• **EXERCISE PROMPT**: Write out the records beneath this line exactly as they appear, minus any images.

• **PROVIDED RECORDS**:
* Begin *

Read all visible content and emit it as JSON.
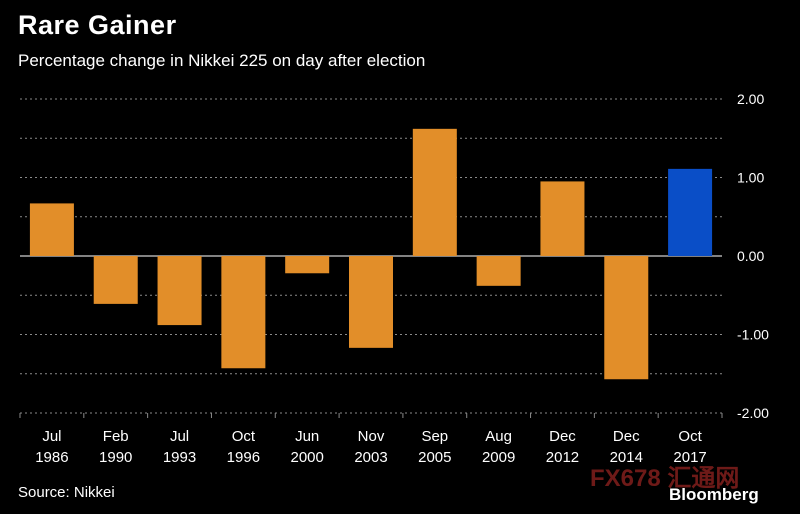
{
  "chart_data": {
    "type": "bar",
    "title": "Rare Gainer",
    "subtitle": "Percentage change in Nikkei 225 on day after election",
    "categories": [
      [
        "Jul",
        "1986"
      ],
      [
        "Feb",
        "1990"
      ],
      [
        "Jul",
        "1993"
      ],
      [
        "Oct",
        "1996"
      ],
      [
        "Jun",
        "2000"
      ],
      [
        "Nov",
        "2003"
      ],
      [
        "Sep",
        "2005"
      ],
      [
        "Aug",
        "2009"
      ],
      [
        "Dec",
        "2012"
      ],
      [
        "Dec",
        "2014"
      ],
      [
        "Oct",
        "2017"
      ]
    ],
    "values": [
      0.67,
      -0.61,
      -0.88,
      -1.43,
      -0.22,
      -1.17,
      1.62,
      -0.38,
      0.95,
      -1.57,
      1.11
    ],
    "highlight_index": 10,
    "colors": {
      "default": "#E28E29",
      "highlight": "#0A4EC7",
      "grid": "#8a8a8a",
      "background": "#000000"
    },
    "ylim": [
      -2,
      2
    ],
    "yticks": [
      "2.00",
      "1.00",
      "0.00",
      "-1.00",
      "-2.00"
    ],
    "y_axis_position": "right",
    "grid": true
  },
  "source": "Source: Nikkei",
  "logo_text": "Bloomberg",
  "watermark_text": "FX678 汇通网"
}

* End *

• **EXERCISE ANSWER**:
Read all visible content and emit it as JSON.
{
  "chart_data": {
    "type": "bar",
    "title": "Rare Gainer",
    "subtitle": "Percentage change in Nikkei 225 on day after election",
    "categories": [
      [
        "Jul",
        "1986"
      ],
      [
        "Feb",
        "1990"
      ],
      [
        "Jul",
        "1993"
      ],
      [
        "Oct",
        "1996"
      ],
      [
        "Jun",
        "2000"
      ],
      [
        "Nov",
        "2003"
      ],
      [
        "Sep",
        "2005"
      ],
      [
        "Aug",
        "2009"
      ],
      [
        "Dec",
        "2012"
      ],
      [
        "Dec",
        "2014"
      ],
      [
        "Oct",
        "2017"
      ]
    ],
    "values": [
      0.67,
      -0.61,
      -0.88,
      -1.43,
      -0.22,
      -1.17,
      1.62,
      -0.38,
      0.95,
      -1.57,
      1.11
    ],
    "highlight_index": 10,
    "colors": {
      "default": "#E28E29",
      "highlight": "#0A4EC7",
      "grid": "#8a8a8a",
      "background": "#000000"
    },
    "ylim": [
      -2,
      2
    ],
    "yticks": [
      "2.00",
      "1.00",
      "0.00",
      "-1.00",
      "-2.00"
    ],
    "y_axis_position": "right",
    "grid": true
  },
  "source": "Source: Nikkei",
  "logo_text": "Bloomberg",
  "watermark_text": "FX678 汇通网"
}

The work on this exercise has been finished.